— start Supplied records —

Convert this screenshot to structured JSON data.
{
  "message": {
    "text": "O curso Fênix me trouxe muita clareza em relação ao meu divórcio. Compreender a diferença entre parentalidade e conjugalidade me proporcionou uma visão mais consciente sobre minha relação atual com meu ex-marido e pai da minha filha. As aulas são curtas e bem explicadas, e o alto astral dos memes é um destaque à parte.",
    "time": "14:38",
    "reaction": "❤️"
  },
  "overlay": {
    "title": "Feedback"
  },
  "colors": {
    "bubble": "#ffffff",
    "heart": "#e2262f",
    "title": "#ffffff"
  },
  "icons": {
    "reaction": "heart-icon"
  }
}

— end Supplied records —

The task:
Without omitting anything, output the entries exactly.

Completed task:
Convert this screenshot to structured JSON data.
{
  "message": {
    "text": "O curso Fênix me trouxe muita clareza em relação ao meu divórcio. Compreender a diferença entre parentalidade e conjugalidade me proporcionou uma visão mais consciente sobre minha relação atual com meu ex-marido e pai da minha filha. As aulas são curtas e bem explicadas, e o alto astral dos memes é um destaque à parte.",
    "time": "14:38",
    "reaction": "❤️"
  },
  "overlay": {
    "title": "Feedback"
  },
  "colors": {
    "bubble": "#ffffff",
    "heart": "#e2262f",
    "title": "#ffffff"
  },
  "icons": {
    "reaction": "heart-icon"
  }
}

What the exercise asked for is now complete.